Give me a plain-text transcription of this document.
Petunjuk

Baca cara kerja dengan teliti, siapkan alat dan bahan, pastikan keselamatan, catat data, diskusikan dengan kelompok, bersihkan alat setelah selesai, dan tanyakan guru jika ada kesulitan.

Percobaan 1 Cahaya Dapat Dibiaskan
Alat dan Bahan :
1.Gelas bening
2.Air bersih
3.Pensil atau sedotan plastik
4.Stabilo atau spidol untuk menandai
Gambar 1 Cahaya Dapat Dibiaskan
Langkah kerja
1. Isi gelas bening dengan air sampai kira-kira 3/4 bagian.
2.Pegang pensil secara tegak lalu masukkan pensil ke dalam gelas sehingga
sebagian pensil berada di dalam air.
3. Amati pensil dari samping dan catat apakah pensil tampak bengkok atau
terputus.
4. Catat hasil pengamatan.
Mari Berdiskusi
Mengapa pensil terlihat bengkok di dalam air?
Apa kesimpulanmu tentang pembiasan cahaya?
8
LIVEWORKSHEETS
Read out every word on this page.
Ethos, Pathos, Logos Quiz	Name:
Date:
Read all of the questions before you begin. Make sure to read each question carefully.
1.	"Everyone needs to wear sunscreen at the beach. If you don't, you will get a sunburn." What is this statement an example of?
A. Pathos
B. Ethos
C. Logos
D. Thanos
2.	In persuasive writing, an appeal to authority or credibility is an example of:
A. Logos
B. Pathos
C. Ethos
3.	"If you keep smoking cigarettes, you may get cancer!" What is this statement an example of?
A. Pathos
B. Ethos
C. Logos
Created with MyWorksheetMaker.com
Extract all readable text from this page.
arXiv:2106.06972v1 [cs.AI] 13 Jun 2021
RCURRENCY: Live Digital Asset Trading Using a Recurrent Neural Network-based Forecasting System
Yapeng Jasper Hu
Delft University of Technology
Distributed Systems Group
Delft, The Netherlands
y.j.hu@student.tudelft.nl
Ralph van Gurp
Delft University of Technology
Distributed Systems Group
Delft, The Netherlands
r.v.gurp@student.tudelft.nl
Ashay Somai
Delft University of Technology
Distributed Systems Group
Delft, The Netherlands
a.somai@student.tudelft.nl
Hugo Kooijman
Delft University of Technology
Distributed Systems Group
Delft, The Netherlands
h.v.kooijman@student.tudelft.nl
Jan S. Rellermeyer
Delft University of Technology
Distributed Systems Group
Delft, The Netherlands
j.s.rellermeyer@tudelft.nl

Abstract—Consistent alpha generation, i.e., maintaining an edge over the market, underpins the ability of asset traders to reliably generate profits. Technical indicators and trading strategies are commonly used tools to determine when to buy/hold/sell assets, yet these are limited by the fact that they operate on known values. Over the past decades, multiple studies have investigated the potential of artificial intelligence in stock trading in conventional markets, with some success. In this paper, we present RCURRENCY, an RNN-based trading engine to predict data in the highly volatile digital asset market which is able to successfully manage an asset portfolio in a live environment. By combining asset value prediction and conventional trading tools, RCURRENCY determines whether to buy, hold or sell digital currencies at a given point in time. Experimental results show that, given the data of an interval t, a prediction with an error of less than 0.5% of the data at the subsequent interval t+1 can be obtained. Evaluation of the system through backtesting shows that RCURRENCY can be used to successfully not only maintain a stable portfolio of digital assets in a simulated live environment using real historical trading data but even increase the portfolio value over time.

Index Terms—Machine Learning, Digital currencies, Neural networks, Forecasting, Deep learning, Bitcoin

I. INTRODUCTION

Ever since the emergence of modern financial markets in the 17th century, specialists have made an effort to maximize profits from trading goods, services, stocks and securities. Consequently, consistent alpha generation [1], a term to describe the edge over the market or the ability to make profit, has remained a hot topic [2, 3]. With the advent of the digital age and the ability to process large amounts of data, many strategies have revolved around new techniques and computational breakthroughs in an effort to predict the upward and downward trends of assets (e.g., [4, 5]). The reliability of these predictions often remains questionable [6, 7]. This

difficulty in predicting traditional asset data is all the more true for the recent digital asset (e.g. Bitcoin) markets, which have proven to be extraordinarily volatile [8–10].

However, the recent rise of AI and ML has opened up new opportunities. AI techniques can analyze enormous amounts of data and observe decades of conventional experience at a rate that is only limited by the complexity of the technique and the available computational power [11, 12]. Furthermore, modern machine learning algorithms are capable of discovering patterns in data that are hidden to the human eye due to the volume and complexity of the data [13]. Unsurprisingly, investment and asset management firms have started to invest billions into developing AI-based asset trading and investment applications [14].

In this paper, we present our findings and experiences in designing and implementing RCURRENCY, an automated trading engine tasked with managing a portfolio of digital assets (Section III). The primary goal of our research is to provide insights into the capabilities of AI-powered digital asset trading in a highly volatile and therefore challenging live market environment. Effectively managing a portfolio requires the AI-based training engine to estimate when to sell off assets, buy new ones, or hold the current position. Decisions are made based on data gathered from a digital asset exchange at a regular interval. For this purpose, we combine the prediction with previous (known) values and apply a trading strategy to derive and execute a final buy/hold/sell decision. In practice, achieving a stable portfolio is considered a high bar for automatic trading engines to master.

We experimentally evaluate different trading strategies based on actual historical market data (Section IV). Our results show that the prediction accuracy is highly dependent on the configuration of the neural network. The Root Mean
* * *
### DIRECTIONS FOR THIS TASK
Scan the material above for the string "bengkok" and report each line where you find it.

### CORRECT ANSWER
3. Amati pensil dari samping dan catat apakah pensil tampak bengkok atau
Mengapa pensil terlihat bengkok di dalam air?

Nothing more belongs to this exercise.